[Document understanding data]
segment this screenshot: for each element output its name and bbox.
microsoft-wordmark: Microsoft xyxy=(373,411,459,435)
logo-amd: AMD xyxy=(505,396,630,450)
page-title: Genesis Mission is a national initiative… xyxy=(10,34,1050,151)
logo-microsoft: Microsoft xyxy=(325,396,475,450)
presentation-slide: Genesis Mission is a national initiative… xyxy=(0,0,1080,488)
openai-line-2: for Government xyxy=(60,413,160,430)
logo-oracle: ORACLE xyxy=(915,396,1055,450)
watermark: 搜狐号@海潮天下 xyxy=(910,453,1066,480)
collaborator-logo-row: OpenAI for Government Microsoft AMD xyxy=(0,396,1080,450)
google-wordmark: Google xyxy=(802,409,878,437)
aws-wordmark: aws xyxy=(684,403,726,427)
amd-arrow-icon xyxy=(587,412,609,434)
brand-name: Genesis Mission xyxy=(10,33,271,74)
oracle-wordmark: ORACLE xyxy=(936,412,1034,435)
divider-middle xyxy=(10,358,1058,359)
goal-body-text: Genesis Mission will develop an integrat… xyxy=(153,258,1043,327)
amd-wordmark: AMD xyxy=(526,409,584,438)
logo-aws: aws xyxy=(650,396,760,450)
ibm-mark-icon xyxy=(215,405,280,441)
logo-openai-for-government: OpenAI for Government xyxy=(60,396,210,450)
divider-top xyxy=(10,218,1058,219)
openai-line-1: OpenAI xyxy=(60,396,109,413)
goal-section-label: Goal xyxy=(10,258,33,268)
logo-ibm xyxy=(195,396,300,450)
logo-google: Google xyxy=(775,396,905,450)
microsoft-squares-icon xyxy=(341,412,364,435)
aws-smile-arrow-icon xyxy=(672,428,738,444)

**What you have to do**
All entries should be restated word for word.

**Task solution**
segment this screenshot: for each element output its name and bbox.
microsoft-wordmark: Microsoft xyxy=(373,411,459,435)
logo-amd: AMD xyxy=(505,396,630,450)
page-title: Genesis Mission is a national initiative… xyxy=(10,34,1050,151)
logo-microsoft: Microsoft xyxy=(325,396,475,450)
presentation-slide: Genesis Mission is a national initiative… xyxy=(0,0,1080,488)
openai-line-2: for Government xyxy=(60,413,160,430)
logo-oracle: ORACLE xyxy=(915,396,1055,450)
watermark: 搜狐号@海潮天下 xyxy=(910,453,1066,480)
collaborator-logo-row: OpenAI for Government Microsoft AMD xyxy=(0,396,1080,450)
google-wordmark: Google xyxy=(802,409,878,437)
aws-wordmark: aws xyxy=(684,403,726,427)
amd-arrow-icon xyxy=(587,412,609,434)
brand-name: Genesis Mission xyxy=(10,33,271,74)
oracle-wordmark: ORACLE xyxy=(936,412,1034,435)
divider-middle xyxy=(10,358,1058,359)
goal-body-text: Genesis Mission will develop an integrat… xyxy=(153,258,1043,327)
amd-wordmark: AMD xyxy=(526,409,584,438)
logo-aws: aws xyxy=(650,396,760,450)
ibm-mark-icon xyxy=(215,405,280,441)
logo-openai-for-government: OpenAI for Government xyxy=(60,396,210,450)
divider-top xyxy=(10,218,1058,219)
openai-line-1: OpenAI xyxy=(60,396,109,413)
goal-section-label: Goal xyxy=(10,258,33,268)
logo-ibm xyxy=(195,396,300,450)
logo-google: Google xyxy=(775,396,905,450)
microsoft-squares-icon xyxy=(341,412,364,435)
aws-smile-arrow-icon xyxy=(672,428,738,444)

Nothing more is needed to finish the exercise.